_RECORDS SUPPLIED_
=======
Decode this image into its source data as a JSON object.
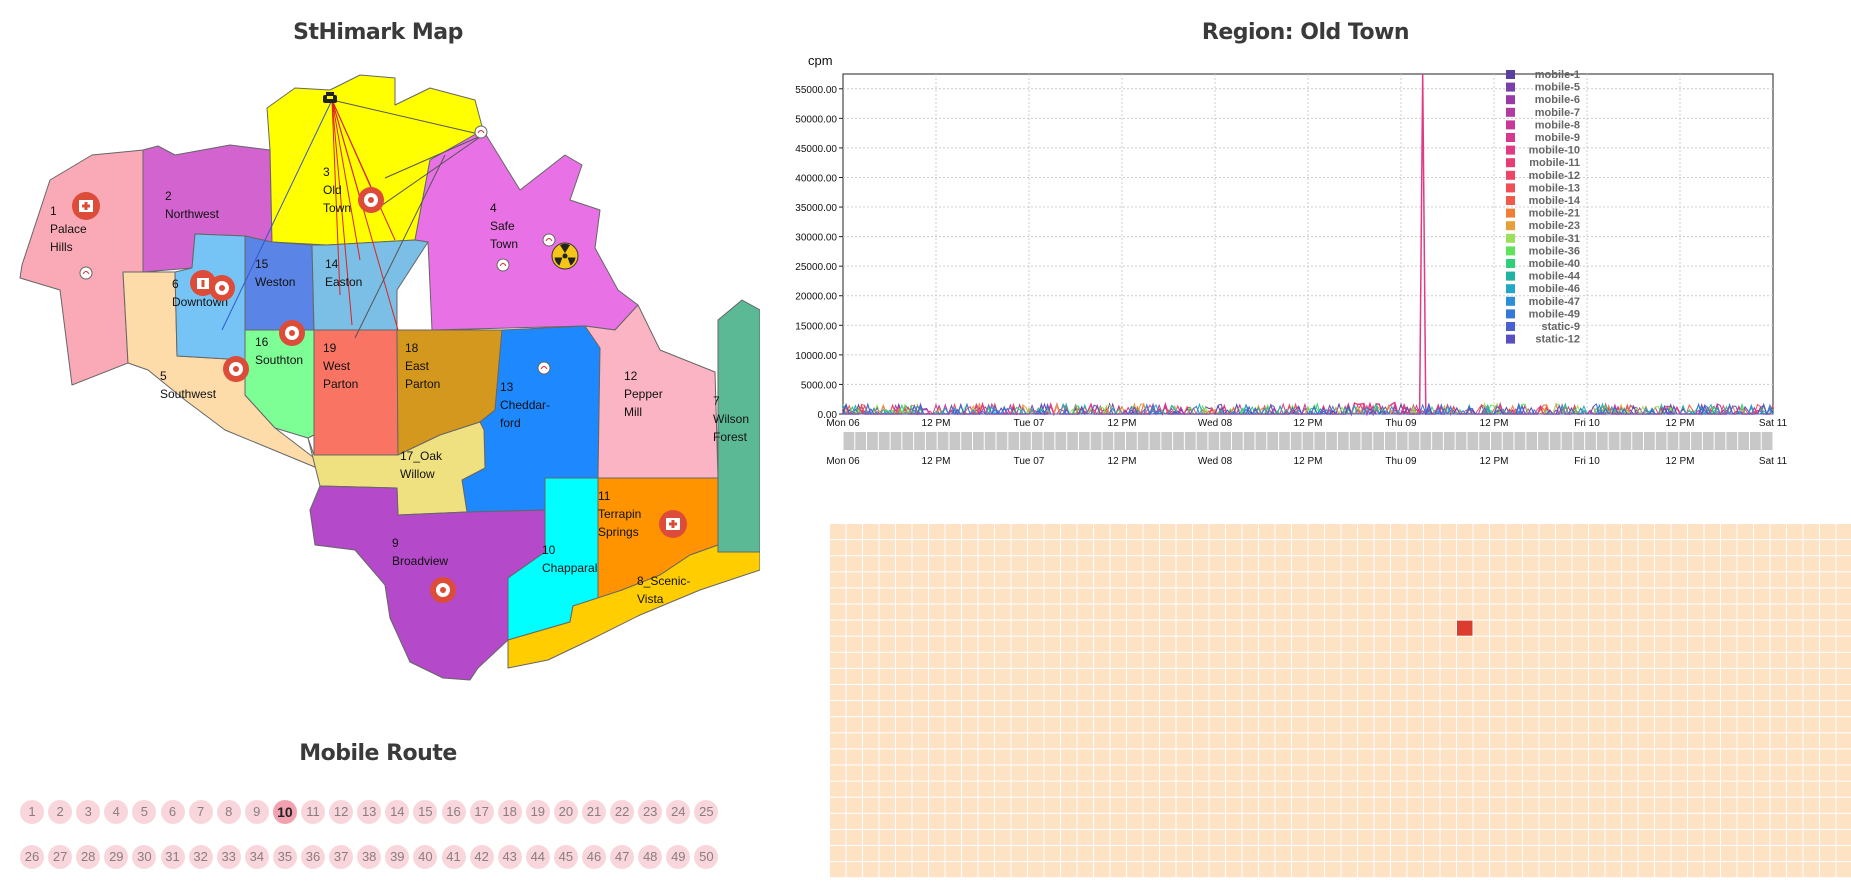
{
  "titles": {
    "map": "StHimark Map",
    "region": "Region: Old Town",
    "route": "Mobile Route"
  },
  "map": {
    "regions": [
      {
        "id": "palace-hills",
        "lines": [
          "1",
          "Palace",
          "Hills"
        ],
        "color": "#f9aab6"
      },
      {
        "id": "northwest",
        "lines": [
          "2",
          "Northwest"
        ],
        "color": "#d363cf"
      },
      {
        "id": "old-town",
        "lines": [
          "3",
          "Old",
          "Town"
        ],
        "color": "#ffff00"
      },
      {
        "id": "safe-town",
        "lines": [
          "4",
          "Safe",
          "Town"
        ],
        "color": "#e971e6"
      },
      {
        "id": "southwest",
        "lines": [
          "5",
          "Southwest"
        ],
        "color": "#fddcaa"
      },
      {
        "id": "downtown",
        "lines": [
          "6",
          "Downtown"
        ],
        "color": "#75c4f5"
      },
      {
        "id": "wilson-forest",
        "lines": [
          "7",
          "Wilson",
          "Forest"
        ],
        "color": "#5cb996"
      },
      {
        "id": "scenic-vista",
        "lines": [
          "8_Scenic-",
          "Vista"
        ],
        "color": "#ffcd00"
      },
      {
        "id": "broadview",
        "lines": [
          "9",
          "Broadview"
        ],
        "color": "#b449c9"
      },
      {
        "id": "chapparal",
        "lines": [
          "10",
          "Chapparal"
        ],
        "color": "#00ffff"
      },
      {
        "id": "terrapin-springs",
        "lines": [
          "11",
          "Terrapin",
          "Springs"
        ],
        "color": "#ff9400"
      },
      {
        "id": "pepper-mill",
        "lines": [
          "12",
          "Pepper",
          "Mill"
        ],
        "color": "#fbb4c3"
      },
      {
        "id": "cheddarford",
        "lines": [
          "13",
          "Cheddar-",
          "ford"
        ],
        "color": "#1e88ff"
      },
      {
        "id": "easton",
        "lines": [
          "14",
          "Easton"
        ],
        "color": "#7bbfe6"
      },
      {
        "id": "weston",
        "lines": [
          "15",
          "Weston"
        ],
        "color": "#5a84e6"
      },
      {
        "id": "southton",
        "lines": [
          "16",
          "Southton"
        ],
        "color": "#7dff96"
      },
      {
        "id": "oak-willow",
        "lines": [
          "17_Oak",
          "Willow"
        ],
        "color": "#f0e180"
      },
      {
        "id": "east-parton",
        "lines": [
          "18",
          "East",
          "Parton"
        ],
        "color": "#d4981f"
      },
      {
        "id": "west-parton",
        "lines": [
          "19",
          "West",
          "Parton"
        ],
        "color": "#f97462"
      }
    ],
    "icons": {
      "hospital": "hospital-icon",
      "sensor": "sensor-icon",
      "nuclear": "nuclear-plant-icon",
      "vehicle": "vehicle-icon",
      "hospital_color": "#dd4b39",
      "nuclear_color": "#f5c518"
    }
  },
  "route": {
    "row1": [
      "1",
      "2",
      "3",
      "4",
      "5",
      "6",
      "7",
      "8",
      "9",
      "10",
      "11",
      "12",
      "13",
      "14",
      "15",
      "16",
      "17",
      "18",
      "19",
      "20",
      "21",
      "22",
      "23",
      "24",
      "25"
    ],
    "row2": [
      "26",
      "27",
      "28",
      "29",
      "30",
      "31",
      "32",
      "33",
      "34",
      "35",
      "36",
      "37",
      "38",
      "39",
      "40",
      "41",
      "42",
      "43",
      "44",
      "45",
      "46",
      "47",
      "48",
      "49",
      "50"
    ],
    "selected": "10"
  },
  "chart_data": {
    "type": "line",
    "title": "Region: Old Town",
    "ylabel": "cpm",
    "xlabel": "",
    "ylim": [
      0,
      57500
    ],
    "y_ticks": [
      "0.00",
      "5000.00",
      "10000.00",
      "15000.00",
      "20000.00",
      "25000.00",
      "30000.00",
      "35000.00",
      "40000.00",
      "45000.00",
      "50000.00",
      "55000.00"
    ],
    "x_ticks": [
      "Mon 06",
      "12 PM",
      "Tue 07",
      "12 PM",
      "Wed 08",
      "12 PM",
      "Thu 09",
      "12 PM",
      "Fri 10",
      "12 PM",
      "Sat 11"
    ],
    "grid": true,
    "legend_position": "right",
    "series": [
      {
        "name": "mobile-1",
        "color": "#5b3fa0"
      },
      {
        "name": "mobile-5",
        "color": "#7a3fa8"
      },
      {
        "name": "mobile-6",
        "color": "#9a3aa6"
      },
      {
        "name": "mobile-7",
        "color": "#b23aa2"
      },
      {
        "name": "mobile-8",
        "color": "#c7389a"
      },
      {
        "name": "mobile-9",
        "color": "#d6398f"
      },
      {
        "name": "mobile-10",
        "color": "#e13a82"
      },
      {
        "name": "mobile-11",
        "color": "#e83c73"
      },
      {
        "name": "mobile-12",
        "color": "#ee4465"
      },
      {
        "name": "mobile-13",
        "color": "#f04f58"
      },
      {
        "name": "mobile-14",
        "color": "#f05a4b"
      },
      {
        "name": "mobile-21",
        "color": "#ef7f37"
      },
      {
        "name": "mobile-23",
        "color": "#e6a03a"
      },
      {
        "name": "mobile-31",
        "color": "#9be05a"
      },
      {
        "name": "mobile-36",
        "color": "#5fe35a"
      },
      {
        "name": "mobile-40",
        "color": "#2ed07a"
      },
      {
        "name": "mobile-44",
        "color": "#1fb4a4"
      },
      {
        "name": "mobile-46",
        "color": "#22a7c9"
      },
      {
        "name": "mobile-47",
        "color": "#2a8fd6"
      },
      {
        "name": "mobile-49",
        "color": "#3478d9"
      },
      {
        "name": "static-9",
        "color": "#4a60d0"
      },
      {
        "name": "static-12",
        "color": "#5a4fc2"
      }
    ],
    "peak": {
      "series": "mobile-10",
      "time_fraction": 0.623,
      "value": 57500
    }
  },
  "heatmap": {
    "rows": [
      "mobile-1",
      "mobile-5",
      "mobile-6",
      "mobile-7",
      "mobile-8",
      "mobile-9",
      "mobile-10",
      "mobile-11",
      "mobile-12",
      "mobile-13",
      "mobile-14",
      "mobile-21",
      "mobile-23",
      "mobile-31",
      "mobile-36",
      "mobile-40",
      "mobile-44",
      "mobile-46",
      "mobile-47",
      "mobile-49",
      "static-9",
      "static-12"
    ],
    "columns": 62,
    "base_color": "#fde2c4",
    "highlight_color": "#dc3c2e",
    "highlight": {
      "row": "mobile-10",
      "column": 38
    }
  }
}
=======
_THE REQUEST_
Reproduce all entries without any change, and omit the pictures.

_CORRECT ANSWER_
Decode this image into its source data as a JSON object.
{
  "titles": {
    "map": "StHimark Map",
    "region": "Region: Old Town",
    "route": "Mobile Route"
  },
  "map": {
    "regions": [
      {
        "id": "palace-hills",
        "lines": [
          "1",
          "Palace",
          "Hills"
        ],
        "color": "#f9aab6"
      },
      {
        "id": "northwest",
        "lines": [
          "2",
          "Northwest"
        ],
        "color": "#d363cf"
      },
      {
        "id": "old-town",
        "lines": [
          "3",
          "Old",
          "Town"
        ],
        "color": "#ffff00"
      },
      {
        "id": "safe-town",
        "lines": [
          "4",
          "Safe",
          "Town"
        ],
        "color": "#e971e6"
      },
      {
        "id": "southwest",
        "lines": [
          "5",
          "Southwest"
        ],
        "color": "#fddcaa"
      },
      {
        "id": "downtown",
        "lines": [
          "6",
          "Downtown"
        ],
        "color": "#75c4f5"
      },
      {
        "id": "wilson-forest",
        "lines": [
          "7",
          "Wilson",
          "Forest"
        ],
        "color": "#5cb996"
      },
      {
        "id": "scenic-vista",
        "lines": [
          "8_Scenic-",
          "Vista"
        ],
        "color": "#ffcd00"
      },
      {
        "id": "broadview",
        "lines": [
          "9",
          "Broadview"
        ],
        "color": "#b449c9"
      },
      {
        "id": "chapparal",
        "lines": [
          "10",
          "Chapparal"
        ],
        "color": "#00ffff"
      },
      {
        "id": "terrapin-springs",
        "lines": [
          "11",
          "Terrapin",
          "Springs"
        ],
        "color": "#ff9400"
      },
      {
        "id": "pepper-mill",
        "lines": [
          "12",
          "Pepper",
          "Mill"
        ],
        "color": "#fbb4c3"
      },
      {
        "id": "cheddarford",
        "lines": [
          "13",
          "Cheddar-",
          "ford"
        ],
        "color": "#1e88ff"
      },
      {
        "id": "easton",
        "lines": [
          "14",
          "Easton"
        ],
        "color": "#7bbfe6"
      },
      {
        "id": "weston",
        "lines": [
          "15",
          "Weston"
        ],
        "color": "#5a84e6"
      },
      {
        "id": "southton",
        "lines": [
          "16",
          "Southton"
        ],
        "color": "#7dff96"
      },
      {
        "id": "oak-willow",
        "lines": [
          "17_Oak",
          "Willow"
        ],
        "color": "#f0e180"
      },
      {
        "id": "east-parton",
        "lines": [
          "18",
          "East",
          "Parton"
        ],
        "color": "#d4981f"
      },
      {
        "id": "west-parton",
        "lines": [
          "19",
          "West",
          "Parton"
        ],
        "color": "#f97462"
      }
    ],
    "icons": {
      "hospital": "hospital-icon",
      "sensor": "sensor-icon",
      "nuclear": "nuclear-plant-icon",
      "vehicle": "vehicle-icon",
      "hospital_color": "#dd4b39",
      "nuclear_color": "#f5c518"
    }
  },
  "route": {
    "row1": [
      "1",
      "2",
      "3",
      "4",
      "5",
      "6",
      "7",
      "8",
      "9",
      "10",
      "11",
      "12",
      "13",
      "14",
      "15",
      "16",
      "17",
      "18",
      "19",
      "20",
      "21",
      "22",
      "23",
      "24",
      "25"
    ],
    "row2": [
      "26",
      "27",
      "28",
      "29",
      "30",
      "31",
      "32",
      "33",
      "34",
      "35",
      "36",
      "37",
      "38",
      "39",
      "40",
      "41",
      "42",
      "43",
      "44",
      "45",
      "46",
      "47",
      "48",
      "49",
      "50"
    ],
    "selected": "10"
  },
  "chart_data": {
    "type": "line",
    "title": "Region: Old Town",
    "ylabel": "cpm",
    "xlabel": "",
    "ylim": [
      0,
      57500
    ],
    "y_ticks": [
      "0.00",
      "5000.00",
      "10000.00",
      "15000.00",
      "20000.00",
      "25000.00",
      "30000.00",
      "35000.00",
      "40000.00",
      "45000.00",
      "50000.00",
      "55000.00"
    ],
    "x_ticks": [
      "Mon 06",
      "12 PM",
      "Tue 07",
      "12 PM",
      "Wed 08",
      "12 PM",
      "Thu 09",
      "12 PM",
      "Fri 10",
      "12 PM",
      "Sat 11"
    ],
    "grid": true,
    "legend_position": "right",
    "series": [
      {
        "name": "mobile-1",
        "color": "#5b3fa0"
      },
      {
        "name": "mobile-5",
        "color": "#7a3fa8"
      },
      {
        "name": "mobile-6",
        "color": "#9a3aa6"
      },
      {
        "name": "mobile-7",
        "color": "#b23aa2"
      },
      {
        "name": "mobile-8",
        "color": "#c7389a"
      },
      {
        "name": "mobile-9",
        "color": "#d6398f"
      },
      {
        "name": "mobile-10",
        "color": "#e13a82"
      },
      {
        "name": "mobile-11",
        "color": "#e83c73"
      },
      {
        "name": "mobile-12",
        "color": "#ee4465"
      },
      {
        "name": "mobile-13",
        "color": "#f04f58"
      },
      {
        "name": "mobile-14",
        "color": "#f05a4b"
      },
      {
        "name": "mobile-21",
        "color": "#ef7f37"
      },
      {
        "name": "mobile-23",
        "color": "#e6a03a"
      },
      {
        "name": "mobile-31",
        "color": "#9be05a"
      },
      {
        "name": "mobile-36",
        "color": "#5fe35a"
      },
      {
        "name": "mobile-40",
        "color": "#2ed07a"
      },
      {
        "name": "mobile-44",
        "color": "#1fb4a4"
      },
      {
        "name": "mobile-46",
        "color": "#22a7c9"
      },
      {
        "name": "mobile-47",
        "color": "#2a8fd6"
      },
      {
        "name": "mobile-49",
        "color": "#3478d9"
      },
      {
        "name": "static-9",
        "color": "#4a60d0"
      },
      {
        "name": "static-12",
        "color": "#5a4fc2"
      }
    ],
    "peak": {
      "series": "mobile-10",
      "time_fraction": 0.623,
      "value": 57500
    }
  },
  "heatmap": {
    "rows": [
      "mobile-1",
      "mobile-5",
      "mobile-6",
      "mobile-7",
      "mobile-8",
      "mobile-9",
      "mobile-10",
      "mobile-11",
      "mobile-12",
      "mobile-13",
      "mobile-14",
      "mobile-21",
      "mobile-23",
      "mobile-31",
      "mobile-36",
      "mobile-40",
      "mobile-44",
      "mobile-46",
      "mobile-47",
      "mobile-49",
      "static-9",
      "static-12"
    ],
    "columns": 62,
    "base_color": "#fde2c4",
    "highlight_color": "#dc3c2e",
    "highlight": {
      "row": "mobile-10",
      "column": 38
    }
  }
}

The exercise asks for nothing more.